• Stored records
BEGIN
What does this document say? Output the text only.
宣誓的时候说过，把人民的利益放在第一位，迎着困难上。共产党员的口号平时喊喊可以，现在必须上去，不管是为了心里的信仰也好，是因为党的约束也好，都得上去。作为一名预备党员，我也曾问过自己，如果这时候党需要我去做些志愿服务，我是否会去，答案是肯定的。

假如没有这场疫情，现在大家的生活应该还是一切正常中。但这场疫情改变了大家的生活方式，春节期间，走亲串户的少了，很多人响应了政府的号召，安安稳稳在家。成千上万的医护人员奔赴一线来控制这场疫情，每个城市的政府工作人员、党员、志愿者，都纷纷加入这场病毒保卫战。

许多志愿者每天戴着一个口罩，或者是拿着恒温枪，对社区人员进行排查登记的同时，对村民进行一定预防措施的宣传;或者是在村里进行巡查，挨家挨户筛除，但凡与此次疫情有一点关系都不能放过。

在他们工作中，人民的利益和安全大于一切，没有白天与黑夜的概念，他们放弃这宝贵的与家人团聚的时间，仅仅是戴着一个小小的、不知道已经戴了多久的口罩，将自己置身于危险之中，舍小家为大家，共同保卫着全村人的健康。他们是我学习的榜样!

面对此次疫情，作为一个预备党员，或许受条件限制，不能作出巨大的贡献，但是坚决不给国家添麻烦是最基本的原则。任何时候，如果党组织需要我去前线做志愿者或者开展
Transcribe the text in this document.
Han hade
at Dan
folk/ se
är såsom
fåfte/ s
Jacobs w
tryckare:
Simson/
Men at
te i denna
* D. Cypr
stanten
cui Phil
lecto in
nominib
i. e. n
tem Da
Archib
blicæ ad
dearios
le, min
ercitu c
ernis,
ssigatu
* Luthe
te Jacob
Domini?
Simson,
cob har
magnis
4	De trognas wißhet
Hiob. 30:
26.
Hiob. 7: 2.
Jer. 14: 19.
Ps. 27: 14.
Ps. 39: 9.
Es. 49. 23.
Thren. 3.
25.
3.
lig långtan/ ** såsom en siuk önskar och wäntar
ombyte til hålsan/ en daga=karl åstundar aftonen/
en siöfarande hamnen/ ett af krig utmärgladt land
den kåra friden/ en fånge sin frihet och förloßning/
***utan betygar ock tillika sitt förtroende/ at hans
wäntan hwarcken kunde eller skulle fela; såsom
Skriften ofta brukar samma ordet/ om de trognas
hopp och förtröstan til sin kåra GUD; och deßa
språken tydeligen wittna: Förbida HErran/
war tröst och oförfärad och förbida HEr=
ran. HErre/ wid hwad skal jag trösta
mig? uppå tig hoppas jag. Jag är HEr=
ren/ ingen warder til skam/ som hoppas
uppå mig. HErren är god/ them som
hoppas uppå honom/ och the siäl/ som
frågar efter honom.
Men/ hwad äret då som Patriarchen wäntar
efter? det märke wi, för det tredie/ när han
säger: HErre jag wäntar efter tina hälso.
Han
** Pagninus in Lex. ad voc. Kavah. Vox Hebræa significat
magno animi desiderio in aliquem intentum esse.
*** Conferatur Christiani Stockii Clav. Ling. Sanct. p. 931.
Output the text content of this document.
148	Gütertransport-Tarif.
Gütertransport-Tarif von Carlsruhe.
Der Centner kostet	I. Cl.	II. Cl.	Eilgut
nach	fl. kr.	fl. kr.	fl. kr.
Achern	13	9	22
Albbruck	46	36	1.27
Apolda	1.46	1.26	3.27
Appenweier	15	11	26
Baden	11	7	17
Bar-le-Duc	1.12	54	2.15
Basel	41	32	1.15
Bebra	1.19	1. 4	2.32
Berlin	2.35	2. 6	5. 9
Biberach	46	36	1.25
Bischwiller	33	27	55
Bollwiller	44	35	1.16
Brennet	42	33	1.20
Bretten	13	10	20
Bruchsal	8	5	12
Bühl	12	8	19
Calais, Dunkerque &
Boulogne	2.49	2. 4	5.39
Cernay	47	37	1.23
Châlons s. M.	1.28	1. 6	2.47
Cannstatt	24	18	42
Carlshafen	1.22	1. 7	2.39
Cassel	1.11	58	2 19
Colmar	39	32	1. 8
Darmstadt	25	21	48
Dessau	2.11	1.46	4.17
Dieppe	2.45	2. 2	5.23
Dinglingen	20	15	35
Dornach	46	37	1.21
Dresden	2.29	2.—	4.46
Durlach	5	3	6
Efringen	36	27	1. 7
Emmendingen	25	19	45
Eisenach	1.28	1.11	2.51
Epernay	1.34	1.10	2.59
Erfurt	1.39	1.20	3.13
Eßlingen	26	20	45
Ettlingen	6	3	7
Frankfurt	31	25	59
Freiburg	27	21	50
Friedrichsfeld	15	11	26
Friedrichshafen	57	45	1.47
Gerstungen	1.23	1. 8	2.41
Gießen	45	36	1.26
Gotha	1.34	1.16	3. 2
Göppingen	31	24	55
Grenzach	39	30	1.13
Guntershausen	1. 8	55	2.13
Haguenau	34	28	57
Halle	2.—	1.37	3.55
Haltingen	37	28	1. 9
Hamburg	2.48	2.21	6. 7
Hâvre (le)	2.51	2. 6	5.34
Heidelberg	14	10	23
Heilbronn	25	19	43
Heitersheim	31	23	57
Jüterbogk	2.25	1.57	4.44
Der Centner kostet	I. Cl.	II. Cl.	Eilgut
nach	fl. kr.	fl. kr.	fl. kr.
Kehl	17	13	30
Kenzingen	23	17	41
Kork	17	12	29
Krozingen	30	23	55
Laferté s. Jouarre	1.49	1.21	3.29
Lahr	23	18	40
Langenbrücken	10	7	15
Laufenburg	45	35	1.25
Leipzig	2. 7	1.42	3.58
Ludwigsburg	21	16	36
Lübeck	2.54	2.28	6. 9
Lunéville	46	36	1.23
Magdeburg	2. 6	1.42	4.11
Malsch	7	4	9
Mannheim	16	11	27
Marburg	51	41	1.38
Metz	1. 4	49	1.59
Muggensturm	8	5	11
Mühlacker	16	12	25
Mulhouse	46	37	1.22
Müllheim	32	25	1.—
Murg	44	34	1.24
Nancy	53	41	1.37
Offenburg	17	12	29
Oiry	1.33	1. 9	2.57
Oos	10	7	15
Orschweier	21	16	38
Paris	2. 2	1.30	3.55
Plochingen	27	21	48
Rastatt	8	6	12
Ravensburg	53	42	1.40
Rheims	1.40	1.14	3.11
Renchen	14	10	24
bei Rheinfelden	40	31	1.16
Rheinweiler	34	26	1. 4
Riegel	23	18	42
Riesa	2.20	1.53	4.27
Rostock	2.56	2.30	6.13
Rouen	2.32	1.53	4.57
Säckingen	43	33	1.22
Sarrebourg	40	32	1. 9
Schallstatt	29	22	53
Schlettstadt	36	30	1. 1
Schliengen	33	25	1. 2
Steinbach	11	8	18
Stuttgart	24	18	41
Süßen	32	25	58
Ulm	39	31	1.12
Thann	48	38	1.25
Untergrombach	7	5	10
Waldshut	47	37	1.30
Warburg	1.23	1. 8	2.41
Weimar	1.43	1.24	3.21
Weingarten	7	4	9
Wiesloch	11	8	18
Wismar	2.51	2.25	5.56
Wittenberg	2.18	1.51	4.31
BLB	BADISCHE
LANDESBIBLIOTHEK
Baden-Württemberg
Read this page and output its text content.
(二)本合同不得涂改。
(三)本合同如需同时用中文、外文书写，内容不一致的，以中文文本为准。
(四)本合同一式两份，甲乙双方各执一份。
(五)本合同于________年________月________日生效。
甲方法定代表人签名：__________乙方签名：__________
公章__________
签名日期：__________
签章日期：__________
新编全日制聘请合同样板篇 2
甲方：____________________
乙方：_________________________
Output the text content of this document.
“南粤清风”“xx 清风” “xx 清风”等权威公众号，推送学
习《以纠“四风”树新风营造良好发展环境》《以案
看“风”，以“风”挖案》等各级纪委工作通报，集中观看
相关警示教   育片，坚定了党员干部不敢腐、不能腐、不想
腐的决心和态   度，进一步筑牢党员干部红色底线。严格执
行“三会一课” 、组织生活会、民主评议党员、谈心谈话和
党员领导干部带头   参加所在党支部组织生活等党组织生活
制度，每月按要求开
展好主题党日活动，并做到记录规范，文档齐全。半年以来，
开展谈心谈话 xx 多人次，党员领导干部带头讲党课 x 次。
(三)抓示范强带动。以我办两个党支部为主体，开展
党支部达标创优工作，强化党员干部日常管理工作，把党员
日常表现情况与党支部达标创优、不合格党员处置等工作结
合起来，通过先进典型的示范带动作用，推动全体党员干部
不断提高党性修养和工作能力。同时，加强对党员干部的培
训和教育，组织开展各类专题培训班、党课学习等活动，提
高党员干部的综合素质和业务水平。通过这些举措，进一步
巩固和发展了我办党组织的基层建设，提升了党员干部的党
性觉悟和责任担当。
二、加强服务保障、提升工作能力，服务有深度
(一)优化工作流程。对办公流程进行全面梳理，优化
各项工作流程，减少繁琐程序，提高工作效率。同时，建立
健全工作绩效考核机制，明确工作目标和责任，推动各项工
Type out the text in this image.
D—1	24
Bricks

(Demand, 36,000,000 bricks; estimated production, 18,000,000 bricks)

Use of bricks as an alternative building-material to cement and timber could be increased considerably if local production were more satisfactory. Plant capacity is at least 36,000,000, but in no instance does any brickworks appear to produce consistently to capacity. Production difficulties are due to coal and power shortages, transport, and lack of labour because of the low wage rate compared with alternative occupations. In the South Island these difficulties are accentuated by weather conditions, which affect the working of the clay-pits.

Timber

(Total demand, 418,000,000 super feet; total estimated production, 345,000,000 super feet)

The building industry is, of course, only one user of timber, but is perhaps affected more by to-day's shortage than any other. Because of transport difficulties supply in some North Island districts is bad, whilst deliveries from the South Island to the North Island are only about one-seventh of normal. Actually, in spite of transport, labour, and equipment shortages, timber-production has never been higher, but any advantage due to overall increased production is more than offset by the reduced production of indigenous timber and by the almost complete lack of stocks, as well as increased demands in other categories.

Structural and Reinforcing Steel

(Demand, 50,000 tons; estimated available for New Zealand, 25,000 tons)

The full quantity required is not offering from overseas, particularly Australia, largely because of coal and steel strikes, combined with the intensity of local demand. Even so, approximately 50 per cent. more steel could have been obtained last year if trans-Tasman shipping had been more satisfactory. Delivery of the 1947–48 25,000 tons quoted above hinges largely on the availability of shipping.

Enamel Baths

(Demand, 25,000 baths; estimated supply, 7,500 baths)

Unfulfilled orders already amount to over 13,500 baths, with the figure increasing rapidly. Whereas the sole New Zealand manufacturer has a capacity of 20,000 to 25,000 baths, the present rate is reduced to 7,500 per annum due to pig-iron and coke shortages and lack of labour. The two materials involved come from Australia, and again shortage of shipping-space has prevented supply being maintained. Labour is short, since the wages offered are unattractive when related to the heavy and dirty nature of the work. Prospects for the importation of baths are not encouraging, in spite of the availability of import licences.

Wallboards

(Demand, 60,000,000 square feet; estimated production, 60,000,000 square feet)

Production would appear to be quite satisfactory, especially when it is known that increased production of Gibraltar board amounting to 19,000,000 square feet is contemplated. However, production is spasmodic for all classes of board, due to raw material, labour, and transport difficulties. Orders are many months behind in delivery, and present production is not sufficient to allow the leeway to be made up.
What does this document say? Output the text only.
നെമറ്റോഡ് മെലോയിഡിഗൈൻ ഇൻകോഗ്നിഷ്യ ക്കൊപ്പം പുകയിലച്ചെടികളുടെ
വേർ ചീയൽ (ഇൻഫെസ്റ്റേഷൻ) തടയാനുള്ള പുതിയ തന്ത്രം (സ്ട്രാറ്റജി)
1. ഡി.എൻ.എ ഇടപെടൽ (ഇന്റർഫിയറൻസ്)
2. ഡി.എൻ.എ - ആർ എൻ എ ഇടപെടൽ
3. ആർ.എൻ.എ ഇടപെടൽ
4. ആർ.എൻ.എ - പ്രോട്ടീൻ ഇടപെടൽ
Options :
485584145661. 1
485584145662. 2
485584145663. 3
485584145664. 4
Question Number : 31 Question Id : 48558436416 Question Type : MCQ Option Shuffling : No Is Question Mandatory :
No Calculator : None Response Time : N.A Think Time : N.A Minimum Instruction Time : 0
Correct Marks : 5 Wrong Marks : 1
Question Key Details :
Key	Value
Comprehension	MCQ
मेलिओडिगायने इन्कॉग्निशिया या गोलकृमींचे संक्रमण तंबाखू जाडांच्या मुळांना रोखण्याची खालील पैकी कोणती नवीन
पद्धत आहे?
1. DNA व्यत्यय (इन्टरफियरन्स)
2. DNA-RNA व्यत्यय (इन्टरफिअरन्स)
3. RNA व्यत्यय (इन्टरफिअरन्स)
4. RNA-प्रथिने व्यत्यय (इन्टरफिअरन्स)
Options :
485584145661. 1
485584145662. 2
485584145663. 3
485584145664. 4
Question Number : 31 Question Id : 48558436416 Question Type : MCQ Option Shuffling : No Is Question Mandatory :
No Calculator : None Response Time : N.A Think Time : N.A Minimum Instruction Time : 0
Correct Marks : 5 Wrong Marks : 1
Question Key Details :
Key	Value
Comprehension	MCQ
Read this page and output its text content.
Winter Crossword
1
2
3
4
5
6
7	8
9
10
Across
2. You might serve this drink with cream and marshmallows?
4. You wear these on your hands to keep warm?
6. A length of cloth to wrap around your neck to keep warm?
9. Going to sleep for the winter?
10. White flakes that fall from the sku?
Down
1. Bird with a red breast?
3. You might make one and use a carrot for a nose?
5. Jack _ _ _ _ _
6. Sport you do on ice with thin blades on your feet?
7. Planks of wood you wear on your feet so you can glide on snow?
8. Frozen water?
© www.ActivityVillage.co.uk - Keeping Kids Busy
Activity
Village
END
• Given task
Find all lines holding the string "kåra" and copy them.

• Exercise response
den kåra friden/ en fånge sin frihet och förloßning/
hopp och förtröstan til sin kåra GUD; och deßa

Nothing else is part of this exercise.